>> start Data excerpts

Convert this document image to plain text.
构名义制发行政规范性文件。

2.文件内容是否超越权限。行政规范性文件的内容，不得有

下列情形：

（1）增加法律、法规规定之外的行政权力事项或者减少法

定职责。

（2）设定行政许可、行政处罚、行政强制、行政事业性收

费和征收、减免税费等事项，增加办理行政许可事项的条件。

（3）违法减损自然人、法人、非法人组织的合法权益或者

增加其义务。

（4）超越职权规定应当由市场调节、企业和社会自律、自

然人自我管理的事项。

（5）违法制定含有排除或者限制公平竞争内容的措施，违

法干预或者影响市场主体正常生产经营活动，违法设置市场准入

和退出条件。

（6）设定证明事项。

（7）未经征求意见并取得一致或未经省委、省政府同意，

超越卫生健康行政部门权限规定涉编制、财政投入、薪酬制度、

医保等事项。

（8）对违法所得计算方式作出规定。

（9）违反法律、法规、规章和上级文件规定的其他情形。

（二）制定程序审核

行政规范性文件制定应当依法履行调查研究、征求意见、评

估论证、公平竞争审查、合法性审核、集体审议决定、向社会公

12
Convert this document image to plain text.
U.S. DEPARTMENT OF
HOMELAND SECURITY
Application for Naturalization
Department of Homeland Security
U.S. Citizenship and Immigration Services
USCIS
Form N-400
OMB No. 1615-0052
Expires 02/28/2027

>> end Data excerpts

■ **Short task**: Return the material in full, exactly as shown.

■ **Problem solution**:
Convert this document image to plain text.
构名义制发行政规范性文件。

2.文件内容是否超越权限。行政规范性文件的内容，不得有

下列情形：

（1）增加法律、法规规定之外的行政权力事项或者减少法

定职责。

（2）设定行政许可、行政处罚、行政强制、行政事业性收

费和征收、减免税费等事项，增加办理行政许可事项的条件。

（3）违法减损自然人、法人、非法人组织的合法权益或者

增加其义务。

（4）超越职权规定应当由市场调节、企业和社会自律、自

然人自我管理的事项。

（5）违法制定含有排除或者限制公平竞争内容的措施，违

法干预或者影响市场主体正常生产经营活动，违法设置市场准入

和退出条件。

（6）设定证明事项。

（7）未经征求意见并取得一致或未经省委、省政府同意，

超越卫生健康行政部门权限规定涉编制、财政投入、薪酬制度、

医保等事项。

（8）对违法所得计算方式作出规定。

（9）违反法律、法规、规章和上级文件规定的其他情形。

（二）制定程序审核

行政规范性文件制定应当依法履行调查研究、征求意见、评

估论证、公平竞争审查、合法性审核、集体审议决定、向社会公

12
Convert this document image to plain text.
U.S. DEPARTMENT OF
HOMELAND SECURITY
Application for Naturalization
Department of Homeland Security
U.S. Citizenship and Immigration Services
USCIS
Form N-400
OMB No. 1615-0052
Expires 02/28/2027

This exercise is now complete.